## [PROBLEM STATEMENT]
Reproduce all records verbatim.

## [SUPPLIED DATA]
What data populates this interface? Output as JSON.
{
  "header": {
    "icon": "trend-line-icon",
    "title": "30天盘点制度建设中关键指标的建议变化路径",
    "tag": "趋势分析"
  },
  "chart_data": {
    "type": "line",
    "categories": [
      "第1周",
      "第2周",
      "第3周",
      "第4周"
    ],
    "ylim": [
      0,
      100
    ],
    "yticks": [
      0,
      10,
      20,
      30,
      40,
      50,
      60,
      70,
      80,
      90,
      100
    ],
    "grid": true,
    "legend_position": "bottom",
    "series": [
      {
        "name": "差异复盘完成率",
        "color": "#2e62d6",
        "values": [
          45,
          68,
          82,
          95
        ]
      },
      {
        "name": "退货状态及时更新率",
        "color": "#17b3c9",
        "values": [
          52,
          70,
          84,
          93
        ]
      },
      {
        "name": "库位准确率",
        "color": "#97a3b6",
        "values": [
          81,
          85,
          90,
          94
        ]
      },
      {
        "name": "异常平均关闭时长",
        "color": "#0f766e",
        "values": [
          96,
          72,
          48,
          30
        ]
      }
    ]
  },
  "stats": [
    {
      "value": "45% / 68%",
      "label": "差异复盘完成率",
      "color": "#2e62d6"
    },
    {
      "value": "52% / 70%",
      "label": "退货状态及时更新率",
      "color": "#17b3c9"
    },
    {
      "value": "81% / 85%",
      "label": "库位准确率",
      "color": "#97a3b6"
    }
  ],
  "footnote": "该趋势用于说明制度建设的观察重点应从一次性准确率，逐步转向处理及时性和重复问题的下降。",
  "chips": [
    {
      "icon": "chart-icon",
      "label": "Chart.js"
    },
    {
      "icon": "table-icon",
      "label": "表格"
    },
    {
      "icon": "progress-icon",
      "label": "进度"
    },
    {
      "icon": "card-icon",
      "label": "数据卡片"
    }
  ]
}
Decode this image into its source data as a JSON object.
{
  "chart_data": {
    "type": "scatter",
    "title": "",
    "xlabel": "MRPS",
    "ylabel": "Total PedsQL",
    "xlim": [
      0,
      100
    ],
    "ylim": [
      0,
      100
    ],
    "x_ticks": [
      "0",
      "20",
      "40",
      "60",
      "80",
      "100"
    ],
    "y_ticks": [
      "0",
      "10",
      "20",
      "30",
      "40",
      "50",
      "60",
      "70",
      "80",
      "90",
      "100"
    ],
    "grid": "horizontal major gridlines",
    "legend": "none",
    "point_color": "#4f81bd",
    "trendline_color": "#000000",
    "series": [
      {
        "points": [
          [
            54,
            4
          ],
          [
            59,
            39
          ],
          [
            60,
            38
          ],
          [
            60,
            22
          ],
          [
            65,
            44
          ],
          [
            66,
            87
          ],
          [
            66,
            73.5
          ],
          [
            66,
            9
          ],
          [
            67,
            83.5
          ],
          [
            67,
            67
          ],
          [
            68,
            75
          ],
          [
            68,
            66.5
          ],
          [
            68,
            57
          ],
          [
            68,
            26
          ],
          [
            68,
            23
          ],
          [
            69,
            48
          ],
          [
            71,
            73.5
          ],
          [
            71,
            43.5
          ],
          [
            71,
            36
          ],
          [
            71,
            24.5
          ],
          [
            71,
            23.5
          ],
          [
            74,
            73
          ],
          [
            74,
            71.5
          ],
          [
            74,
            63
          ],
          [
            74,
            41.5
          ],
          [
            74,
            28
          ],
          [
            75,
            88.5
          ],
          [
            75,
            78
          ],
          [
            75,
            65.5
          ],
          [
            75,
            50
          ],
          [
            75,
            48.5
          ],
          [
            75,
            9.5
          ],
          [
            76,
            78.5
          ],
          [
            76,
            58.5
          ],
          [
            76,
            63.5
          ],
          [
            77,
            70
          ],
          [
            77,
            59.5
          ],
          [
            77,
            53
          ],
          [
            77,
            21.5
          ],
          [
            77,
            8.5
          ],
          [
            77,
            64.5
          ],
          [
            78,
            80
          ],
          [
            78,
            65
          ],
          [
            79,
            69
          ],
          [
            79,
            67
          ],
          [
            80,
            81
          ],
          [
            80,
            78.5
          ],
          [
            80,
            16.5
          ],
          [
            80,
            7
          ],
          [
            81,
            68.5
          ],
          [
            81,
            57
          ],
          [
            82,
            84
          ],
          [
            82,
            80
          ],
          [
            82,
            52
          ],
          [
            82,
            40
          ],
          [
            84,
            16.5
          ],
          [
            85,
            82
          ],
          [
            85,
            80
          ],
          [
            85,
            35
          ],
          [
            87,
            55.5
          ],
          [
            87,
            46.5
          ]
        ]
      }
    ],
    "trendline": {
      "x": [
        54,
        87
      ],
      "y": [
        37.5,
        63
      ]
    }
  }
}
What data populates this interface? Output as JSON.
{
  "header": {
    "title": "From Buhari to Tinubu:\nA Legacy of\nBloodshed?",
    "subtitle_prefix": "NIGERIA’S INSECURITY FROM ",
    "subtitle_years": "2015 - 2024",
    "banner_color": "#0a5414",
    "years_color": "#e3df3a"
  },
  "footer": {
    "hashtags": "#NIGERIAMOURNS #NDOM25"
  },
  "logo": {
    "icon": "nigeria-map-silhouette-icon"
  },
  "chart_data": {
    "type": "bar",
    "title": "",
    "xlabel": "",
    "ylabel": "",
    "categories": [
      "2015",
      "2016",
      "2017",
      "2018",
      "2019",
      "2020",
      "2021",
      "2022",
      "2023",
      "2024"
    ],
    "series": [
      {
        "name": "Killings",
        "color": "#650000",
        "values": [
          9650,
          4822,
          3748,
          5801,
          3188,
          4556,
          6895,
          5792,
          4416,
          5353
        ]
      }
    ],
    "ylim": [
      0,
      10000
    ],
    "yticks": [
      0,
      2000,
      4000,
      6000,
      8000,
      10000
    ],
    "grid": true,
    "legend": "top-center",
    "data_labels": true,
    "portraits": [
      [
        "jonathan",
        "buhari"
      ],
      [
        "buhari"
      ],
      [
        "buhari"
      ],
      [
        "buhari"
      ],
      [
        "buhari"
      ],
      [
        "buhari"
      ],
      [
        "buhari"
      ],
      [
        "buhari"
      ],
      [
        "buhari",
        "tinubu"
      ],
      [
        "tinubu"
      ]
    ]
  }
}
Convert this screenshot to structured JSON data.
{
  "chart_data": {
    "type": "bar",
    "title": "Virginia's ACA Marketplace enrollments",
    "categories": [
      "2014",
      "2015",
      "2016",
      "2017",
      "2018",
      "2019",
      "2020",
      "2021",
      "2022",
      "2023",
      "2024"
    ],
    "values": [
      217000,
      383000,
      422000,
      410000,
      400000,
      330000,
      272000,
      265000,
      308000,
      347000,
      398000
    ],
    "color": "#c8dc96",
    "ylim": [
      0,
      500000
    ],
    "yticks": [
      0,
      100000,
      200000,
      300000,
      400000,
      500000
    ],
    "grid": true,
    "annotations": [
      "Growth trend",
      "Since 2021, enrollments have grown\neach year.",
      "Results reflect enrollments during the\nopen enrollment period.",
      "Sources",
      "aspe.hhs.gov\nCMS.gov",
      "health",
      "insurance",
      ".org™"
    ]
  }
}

## [ANSWER]
What data populates this interface? Output as JSON.
{
  "header": {
    "icon": "trend-line-icon",
    "title": "30天盘点制度建设中关键指标的建议变化路径",
    "tag": "趋势分析"
  },
  "chart_data": {
    "type": "line",
    "categories": [
      "第1周",
      "第2周",
      "第3周",
      "第4周"
    ],
    "ylim": [
      0,
      100
    ],
    "yticks": [
      0,
      10,
      20,
      30,
      40,
      50,
      60,
      70,
      80,
      90,
      100
    ],
    "grid": true,
    "legend_position": "bottom",
    "series": [
      {
        "name": "差异复盘完成率",
        "color": "#2e62d6",
        "values": [
          45,
          68,
          82,
          95
        ]
      },
      {
        "name": "退货状态及时更新率",
        "color": "#17b3c9",
        "values": [
          52,
          70,
          84,
          93
        ]
      },
      {
        "name": "库位准确率",
        "color": "#97a3b6",
        "values": [
          81,
          85,
          90,
          94
        ]
      },
      {
        "name": "异常平均关闭时长",
        "color": "#0f766e",
        "values": [
          96,
          72,
          48,
          30
        ]
      }
    ]
  },
  "stats": [
    {
      "value": "45% / 68%",
      "label": "差异复盘完成率",
      "color": "#2e62d6"
    },
    {
      "value": "52% / 70%",
      "label": "退货状态及时更新率",
      "color": "#17b3c9"
    },
    {
      "value": "81% / 85%",
      "label": "库位准确率",
      "color": "#97a3b6"
    }
  ],
  "footnote": "该趋势用于说明制度建设的观察重点应从一次性准确率，逐步转向处理及时性和重复问题的下降。",
  "chips": [
    {
      "icon": "chart-icon",
      "label": "Chart.js"
    },
    {
      "icon": "table-icon",
      "label": "表格"
    },
    {
      "icon": "progress-icon",
      "label": "进度"
    },
    {
      "icon": "card-icon",
      "label": "数据卡片"
    }
  ]
}
Decode this image into its source data as a JSON object.
{
  "chart_data": {
    "type": "scatter",
    "title": "",
    "xlabel": "MRPS",
    "ylabel": "Total PedsQL",
    "xlim": [
      0,
      100
    ],
    "ylim": [
      0,
      100
    ],
    "x_ticks": [
      "0",
      "20",
      "40",
      "60",
      "80",
      "100"
    ],
    "y_ticks": [
      "0",
      "10",
      "20",
      "30",
      "40",
      "50",
      "60",
      "70",
      "80",
      "90",
      "100"
    ],
    "grid": "horizontal major gridlines",
    "legend": "none",
    "point_color": "#4f81bd",
    "trendline_color": "#000000",
    "series": [
      {
        "points": [
          [
            54,
            4
          ],
          [
            59,
            39
          ],
          [
            60,
            38
          ],
          [
            60,
            22
          ],
          [
            65,
            44
          ],
          [
            66,
            87
          ],
          [
            66,
            73.5
          ],
          [
            66,
            9
          ],
          [
            67,
            83.5
          ],
          [
            67,
            67
          ],
          [
            68,
            75
          ],
          [
            68,
            66.5
          ],
          [
            68,
            57
          ],
          [
            68,
            26
          ],
          [
            68,
            23
          ],
          [
            69,
            48
          ],
          [
            71,
            73.5
          ],
          [
            71,
            43.5
          ],
          [
            71,
            36
          ],
          [
            71,
            24.5
          ],
          [
            71,
            23.5
          ],
          [
            74,
            73
          ],
          [
            74,
            71.5
          ],
          [
            74,
            63
          ],
          [
            74,
            41.5
          ],
          [
            74,
            28
          ],
          [
            75,
            88.5
          ],
          [
            75,
            78
          ],
          [
            75,
            65.5
          ],
          [
            75,
            50
          ],
          [
            75,
            48.5
          ],
          [
            75,
            9.5
          ],
          [
            76,
            78.5
          ],
          [
            76,
            58.5
          ],
          [
            76,
            63.5
          ],
          [
            77,
            70
          ],
          [
            77,
            59.5
          ],
          [
            77,
            53
          ],
          [
            77,
            21.5
          ],
          [
            77,
            8.5
          ],
          [
            77,
            64.5
          ],
          [
            78,
            80
          ],
          [
            78,
            65
          ],
          [
            79,
            69
          ],
          [
            79,
            67
          ],
          [
            80,
            81
          ],
          [
            80,
            78.5
          ],
          [
            80,
            16.5
          ],
          [
            80,
            7
          ],
          [
            81,
            68.5
          ],
          [
            81,
            57
          ],
          [
            82,
            84
          ],
          [
            82,
            80
          ],
          [
            82,
            52
          ],
          [
            82,
            40
          ],
          [
            84,
            16.5
          ],
          [
            85,
            82
          ],
          [
            85,
            80
          ],
          [
            85,
            35
          ],
          [
            87,
            55.5
          ],
          [
            87,
            46.5
          ]
        ]
      }
    ],
    "trendline": {
      "x": [
        54,
        87
      ],
      "y": [
        37.5,
        63
      ]
    }
  }
}
What data populates this interface? Output as JSON.
{
  "header": {
    "title": "From Buhari to Tinubu:\nA Legacy of\nBloodshed?",
    "subtitle_prefix": "NIGERIA’S INSECURITY FROM ",
    "subtitle_years": "2015 - 2024",
    "banner_color": "#0a5414",
    "years_color": "#e3df3a"
  },
  "footer": {
    "hashtags": "#NIGERIAMOURNS #NDOM25"
  },
  "logo": {
    "icon": "nigeria-map-silhouette-icon"
  },
  "chart_data": {
    "type": "bar",
    "title": "",
    "xlabel": "",
    "ylabel": "",
    "categories": [
      "2015",
      "2016",
      "2017",
      "2018",
      "2019",
      "2020",
      "2021",
      "2022",
      "2023",
      "2024"
    ],
    "series": [
      {
        "name": "Killings",
        "color": "#650000",
        "values": [
          9650,
          4822,
          3748,
          5801,
          3188,
          4556,
          6895,
          5792,
          4416,
          5353
        ]
      }
    ],
    "ylim": [
      0,
      10000
    ],
    "yticks": [
      0,
      2000,
      4000,
      6000,
      8000,
      10000
    ],
    "grid": true,
    "legend": "top-center",
    "data_labels": true,
    "portraits": [
      [
        "jonathan",
        "buhari"
      ],
      [
        "buhari"
      ],
      [
        "buhari"
      ],
      [
        "buhari"
      ],
      [
        "buhari"
      ],
      [
        "buhari"
      ],
      [
        "buhari"
      ],
      [
        "buhari"
      ],
      [
        "buhari",
        "tinubu"
      ],
      [
        "tinubu"
      ]
    ]
  }
}
Convert this screenshot to structured JSON data.
{
  "chart_data": {
    "type": "bar",
    "title": "Virginia's ACA Marketplace enrollments",
    "categories": [
      "2014",
      "2015",
      "2016",
      "2017",
      "2018",
      "2019",
      "2020",
      "2021",
      "2022",
      "2023",
      "2024"
    ],
    "values": [
      217000,
      383000,
      422000,
      410000,
      400000,
      330000,
      272000,
      265000,
      308000,
      347000,
      398000
    ],
    "color": "#c8dc96",
    "ylim": [
      0,
      500000
    ],
    "yticks": [
      0,
      100000,
      200000,
      300000,
      400000,
      500000
    ],
    "grid": true,
    "annotations": [
      "Growth trend",
      "Since 2021, enrollments have grown\neach year.",
      "Results reflect enrollments during the\nopen enrollment period.",
      "Sources",
      "aspe.hhs.gov\nCMS.gov",
      "health",
      "insurance",
      ".org™"
    ]
  }
}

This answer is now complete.